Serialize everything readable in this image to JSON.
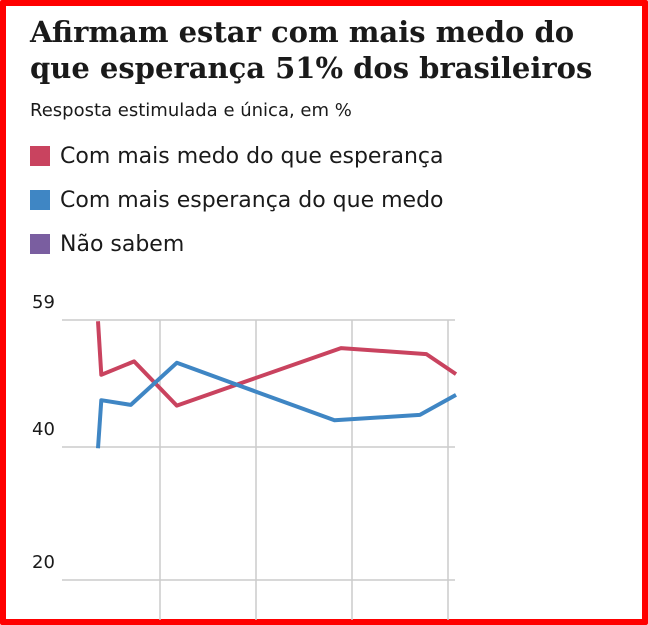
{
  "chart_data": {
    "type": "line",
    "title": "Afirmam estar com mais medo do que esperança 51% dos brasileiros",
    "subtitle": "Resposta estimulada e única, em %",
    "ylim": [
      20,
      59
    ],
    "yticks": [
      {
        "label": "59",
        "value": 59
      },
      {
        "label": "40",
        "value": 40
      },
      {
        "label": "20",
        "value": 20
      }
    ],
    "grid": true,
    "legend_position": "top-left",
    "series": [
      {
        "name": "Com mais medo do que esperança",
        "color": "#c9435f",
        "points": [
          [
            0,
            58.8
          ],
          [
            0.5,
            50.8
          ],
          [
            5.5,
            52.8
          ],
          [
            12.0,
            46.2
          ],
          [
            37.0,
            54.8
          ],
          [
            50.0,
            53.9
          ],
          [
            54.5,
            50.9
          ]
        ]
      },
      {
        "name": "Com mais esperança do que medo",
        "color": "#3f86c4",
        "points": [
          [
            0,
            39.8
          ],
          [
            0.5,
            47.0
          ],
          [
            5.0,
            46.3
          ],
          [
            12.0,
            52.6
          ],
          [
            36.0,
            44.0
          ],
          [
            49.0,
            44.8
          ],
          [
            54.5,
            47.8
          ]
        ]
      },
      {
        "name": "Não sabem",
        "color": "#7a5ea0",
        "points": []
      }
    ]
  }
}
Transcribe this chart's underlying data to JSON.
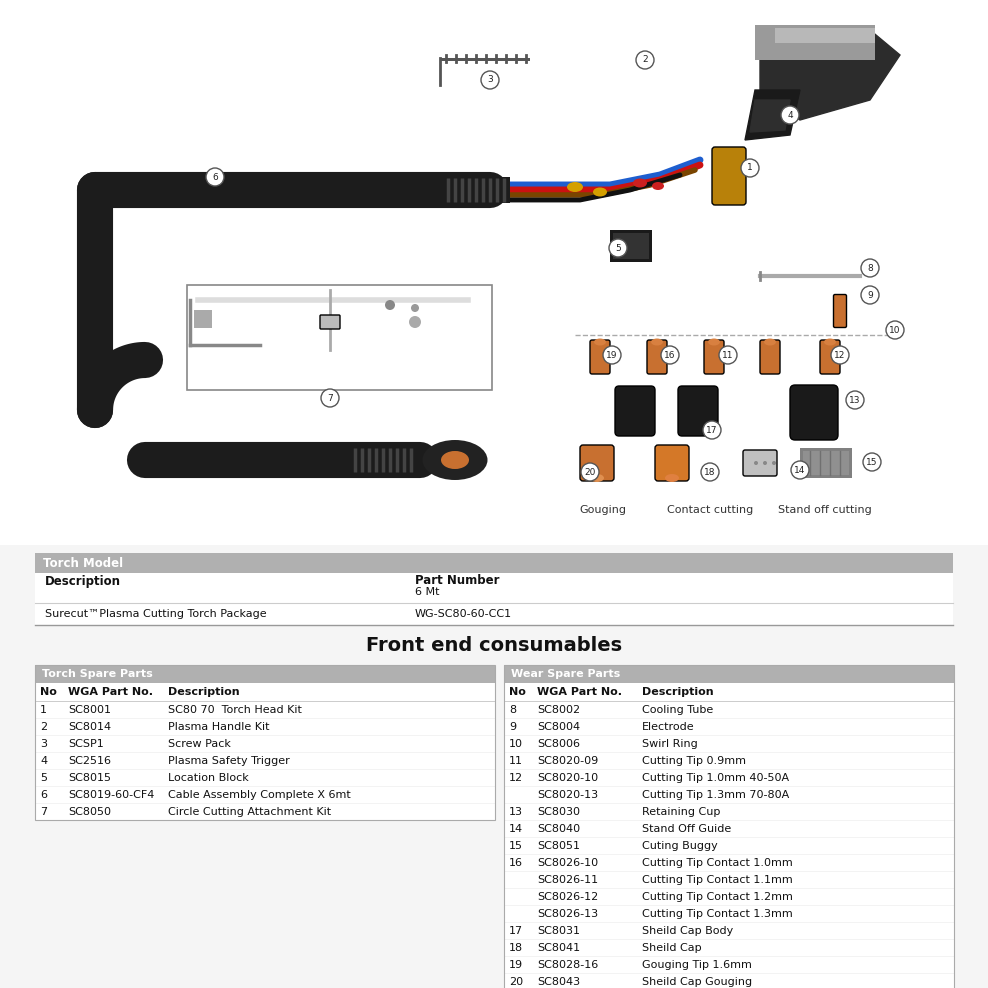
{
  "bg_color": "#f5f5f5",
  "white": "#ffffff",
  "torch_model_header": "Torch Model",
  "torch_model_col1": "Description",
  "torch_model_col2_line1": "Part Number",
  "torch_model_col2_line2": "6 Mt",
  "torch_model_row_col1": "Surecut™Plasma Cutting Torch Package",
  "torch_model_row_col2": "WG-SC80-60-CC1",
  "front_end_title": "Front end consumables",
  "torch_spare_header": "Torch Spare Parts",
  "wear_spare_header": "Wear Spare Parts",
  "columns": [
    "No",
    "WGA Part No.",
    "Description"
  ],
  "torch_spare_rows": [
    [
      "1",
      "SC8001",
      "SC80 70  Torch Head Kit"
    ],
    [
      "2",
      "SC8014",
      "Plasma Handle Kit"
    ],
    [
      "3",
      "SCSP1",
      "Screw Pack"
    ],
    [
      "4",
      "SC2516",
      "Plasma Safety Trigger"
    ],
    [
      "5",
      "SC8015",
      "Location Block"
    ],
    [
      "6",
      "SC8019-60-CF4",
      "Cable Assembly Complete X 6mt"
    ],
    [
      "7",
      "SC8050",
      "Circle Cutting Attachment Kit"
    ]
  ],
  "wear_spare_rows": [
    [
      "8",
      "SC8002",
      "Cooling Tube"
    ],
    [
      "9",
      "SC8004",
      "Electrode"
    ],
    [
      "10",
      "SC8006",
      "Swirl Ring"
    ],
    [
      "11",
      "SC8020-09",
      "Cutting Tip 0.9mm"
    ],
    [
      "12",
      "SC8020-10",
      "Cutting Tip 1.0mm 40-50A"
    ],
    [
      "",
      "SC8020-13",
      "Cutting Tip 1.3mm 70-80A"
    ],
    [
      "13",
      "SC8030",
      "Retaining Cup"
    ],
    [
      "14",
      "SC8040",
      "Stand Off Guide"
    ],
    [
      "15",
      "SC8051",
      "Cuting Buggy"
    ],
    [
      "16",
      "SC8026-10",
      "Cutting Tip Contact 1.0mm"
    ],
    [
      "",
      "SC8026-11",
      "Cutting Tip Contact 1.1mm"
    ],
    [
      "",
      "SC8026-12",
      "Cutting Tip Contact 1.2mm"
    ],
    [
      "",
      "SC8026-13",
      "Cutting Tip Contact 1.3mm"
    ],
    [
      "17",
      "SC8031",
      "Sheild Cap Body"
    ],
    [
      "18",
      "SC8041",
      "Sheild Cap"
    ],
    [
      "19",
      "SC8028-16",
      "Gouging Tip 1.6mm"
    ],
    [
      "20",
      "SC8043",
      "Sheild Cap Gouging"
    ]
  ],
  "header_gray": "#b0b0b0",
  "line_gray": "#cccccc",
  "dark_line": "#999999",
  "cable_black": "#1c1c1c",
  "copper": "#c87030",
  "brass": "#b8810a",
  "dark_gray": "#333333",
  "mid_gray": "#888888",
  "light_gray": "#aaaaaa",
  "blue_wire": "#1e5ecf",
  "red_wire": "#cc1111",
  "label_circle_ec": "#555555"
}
^^^^^^^^^^^^^^^^
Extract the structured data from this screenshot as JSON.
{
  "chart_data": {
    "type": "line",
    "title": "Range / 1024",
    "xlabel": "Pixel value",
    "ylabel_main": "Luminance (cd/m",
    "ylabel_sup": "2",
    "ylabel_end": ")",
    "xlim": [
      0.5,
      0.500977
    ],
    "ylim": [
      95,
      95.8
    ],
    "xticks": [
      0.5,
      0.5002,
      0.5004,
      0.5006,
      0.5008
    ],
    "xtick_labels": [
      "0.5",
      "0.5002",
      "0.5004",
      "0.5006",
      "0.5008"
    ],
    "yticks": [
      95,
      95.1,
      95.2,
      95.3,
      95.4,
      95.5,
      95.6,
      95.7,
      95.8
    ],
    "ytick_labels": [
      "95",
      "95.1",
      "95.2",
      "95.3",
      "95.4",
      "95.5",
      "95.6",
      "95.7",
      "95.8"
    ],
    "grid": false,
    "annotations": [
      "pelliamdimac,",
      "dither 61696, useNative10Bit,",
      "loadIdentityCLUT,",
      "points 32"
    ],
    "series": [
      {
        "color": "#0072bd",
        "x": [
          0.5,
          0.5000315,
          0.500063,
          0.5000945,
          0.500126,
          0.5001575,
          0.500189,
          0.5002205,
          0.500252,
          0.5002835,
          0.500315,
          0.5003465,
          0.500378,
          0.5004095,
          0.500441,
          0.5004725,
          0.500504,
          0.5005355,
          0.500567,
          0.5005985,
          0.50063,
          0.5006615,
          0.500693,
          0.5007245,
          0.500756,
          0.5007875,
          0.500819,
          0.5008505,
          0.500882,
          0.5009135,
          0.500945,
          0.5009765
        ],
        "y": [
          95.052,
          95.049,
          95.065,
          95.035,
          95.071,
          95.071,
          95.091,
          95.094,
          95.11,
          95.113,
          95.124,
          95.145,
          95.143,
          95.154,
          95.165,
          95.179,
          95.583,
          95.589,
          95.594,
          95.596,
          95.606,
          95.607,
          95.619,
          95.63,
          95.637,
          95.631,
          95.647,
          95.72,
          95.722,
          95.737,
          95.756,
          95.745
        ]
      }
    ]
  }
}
^^^^^^^^^^^^^^^^
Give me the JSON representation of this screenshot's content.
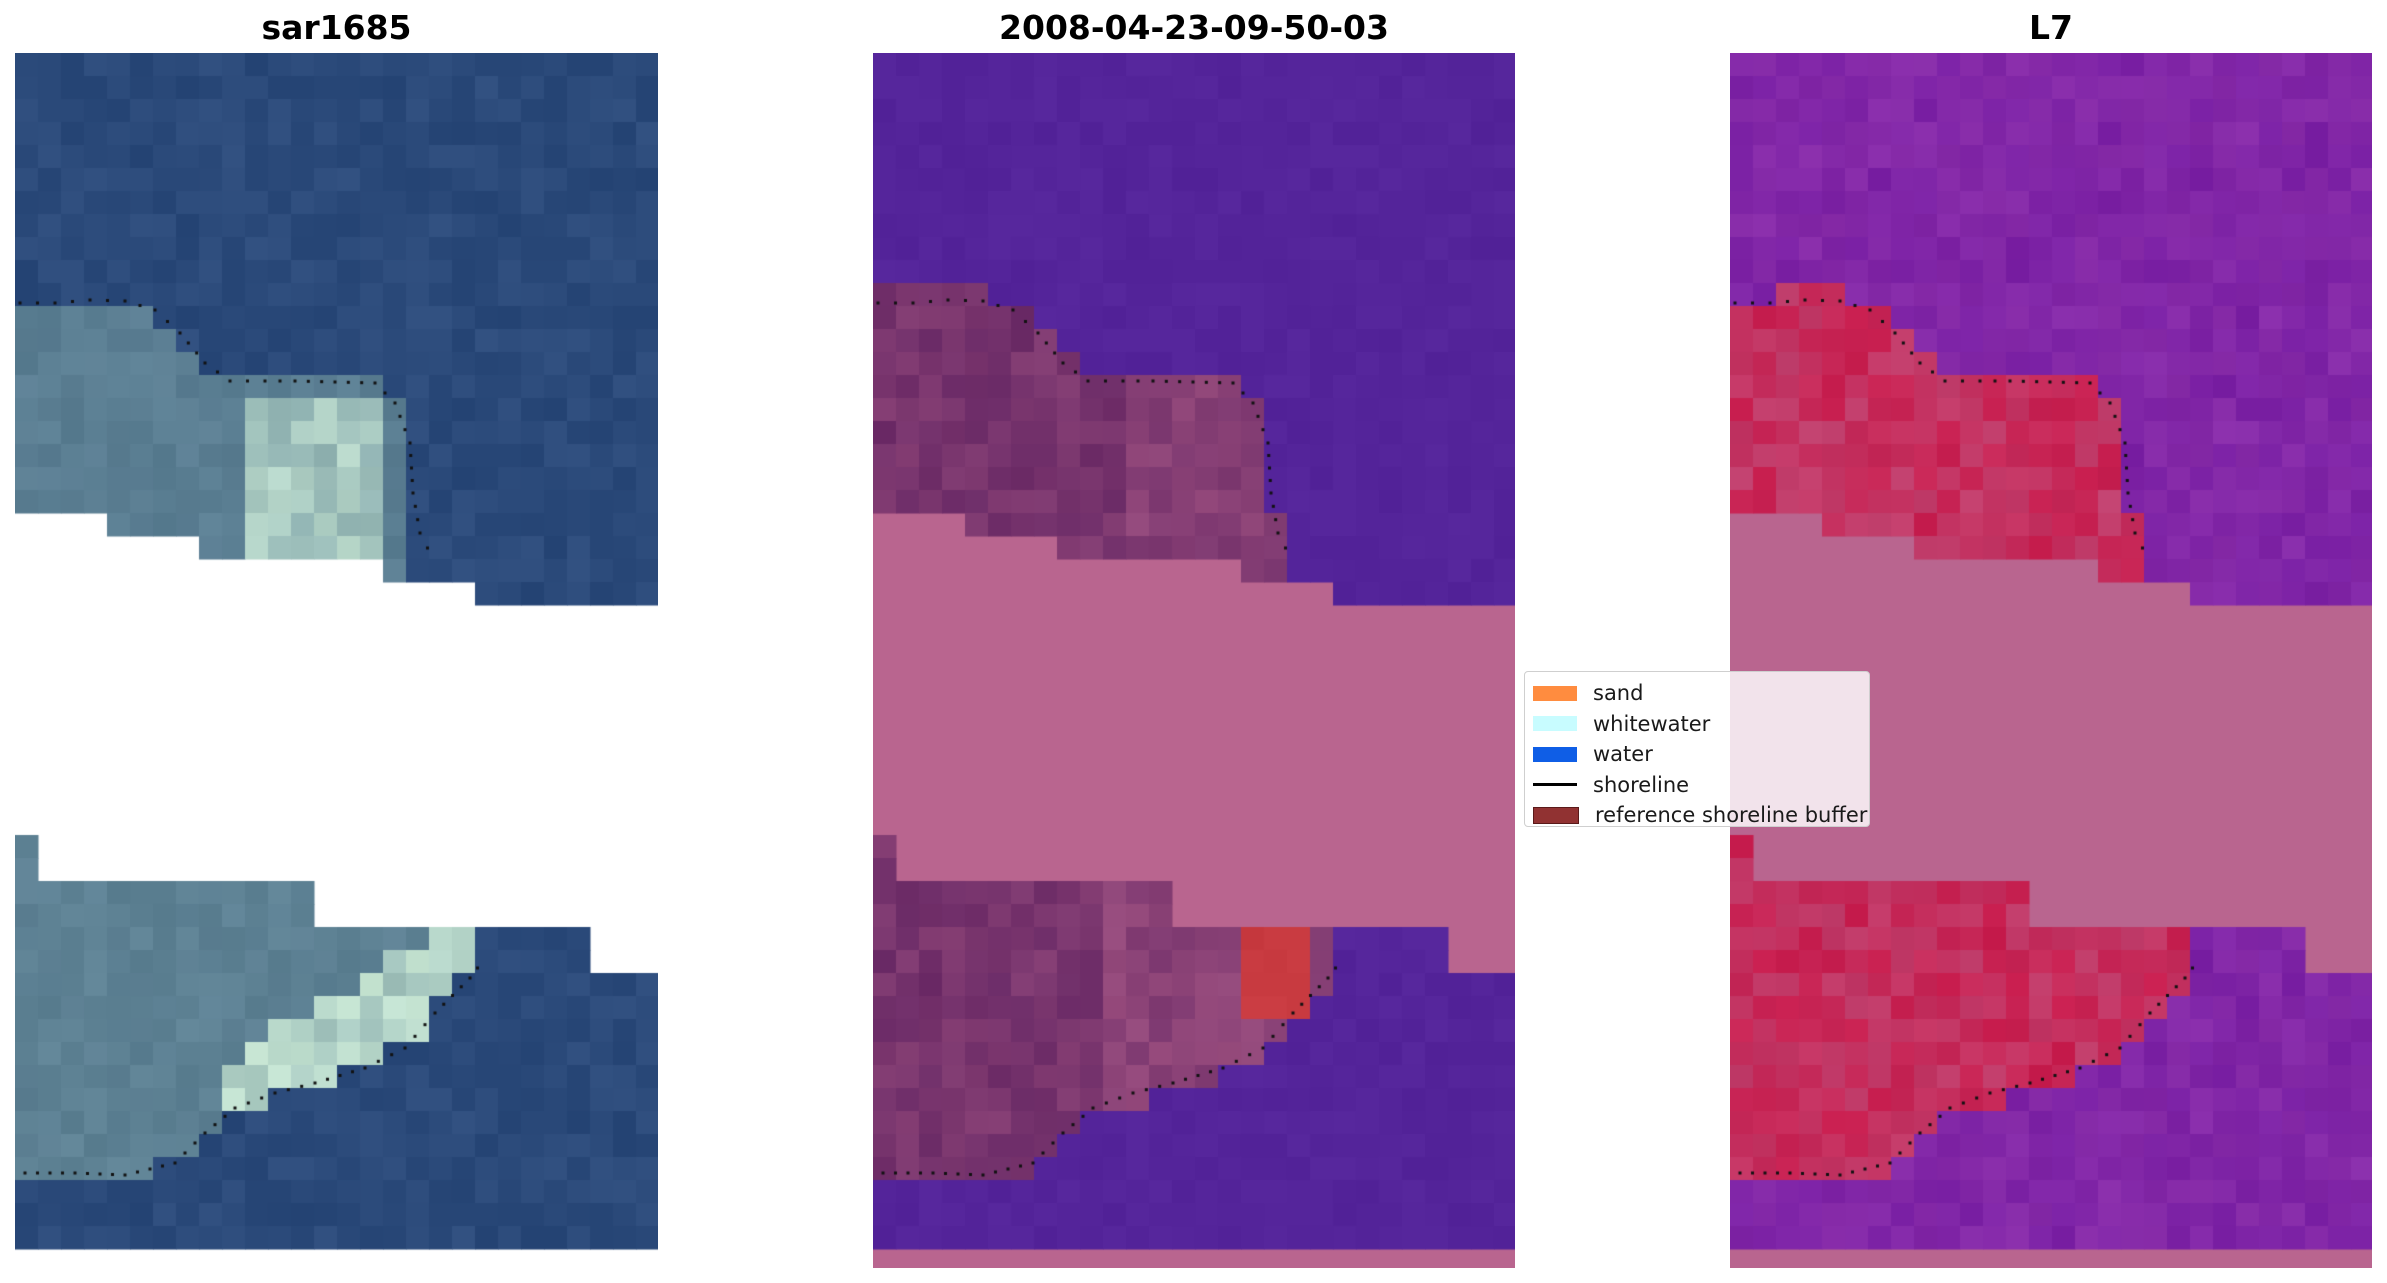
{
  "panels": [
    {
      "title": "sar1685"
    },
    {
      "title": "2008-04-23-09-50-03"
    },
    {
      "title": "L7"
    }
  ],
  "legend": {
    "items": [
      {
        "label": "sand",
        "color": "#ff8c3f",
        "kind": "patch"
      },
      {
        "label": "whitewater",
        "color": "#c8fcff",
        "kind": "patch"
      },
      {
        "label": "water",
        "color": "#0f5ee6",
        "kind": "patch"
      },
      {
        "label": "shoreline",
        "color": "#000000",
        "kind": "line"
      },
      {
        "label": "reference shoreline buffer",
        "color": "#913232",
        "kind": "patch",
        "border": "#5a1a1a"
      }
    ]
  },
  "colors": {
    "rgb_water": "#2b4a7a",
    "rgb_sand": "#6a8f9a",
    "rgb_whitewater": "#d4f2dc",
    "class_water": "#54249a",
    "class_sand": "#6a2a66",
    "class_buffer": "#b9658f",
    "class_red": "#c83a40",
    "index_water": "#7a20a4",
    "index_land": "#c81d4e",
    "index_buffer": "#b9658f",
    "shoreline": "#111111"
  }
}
^^^^^^^^^^^^^^^^
■ **Task instructions**
Each line with the string "Cutting" in it needs to be found and copied.

■ **Result for this exercise**
  "torch_model_row_col1": "Surecut™Plasma Cutting Torch Package",
      "Circle Cutting Attachment Kit"
      "Cutting Tip 0.9mm"
      "Cutting Tip 1.0mm 40-50A"
      "Cutting Tip 1.3mm 70-80A"
      "Cutting Tip Contact 1.0mm"
      "Cutting Tip Contact 1.1mm"
      "Cutting Tip Contact 1.2mm"
      "Cutting Tip Contact 1.3mm"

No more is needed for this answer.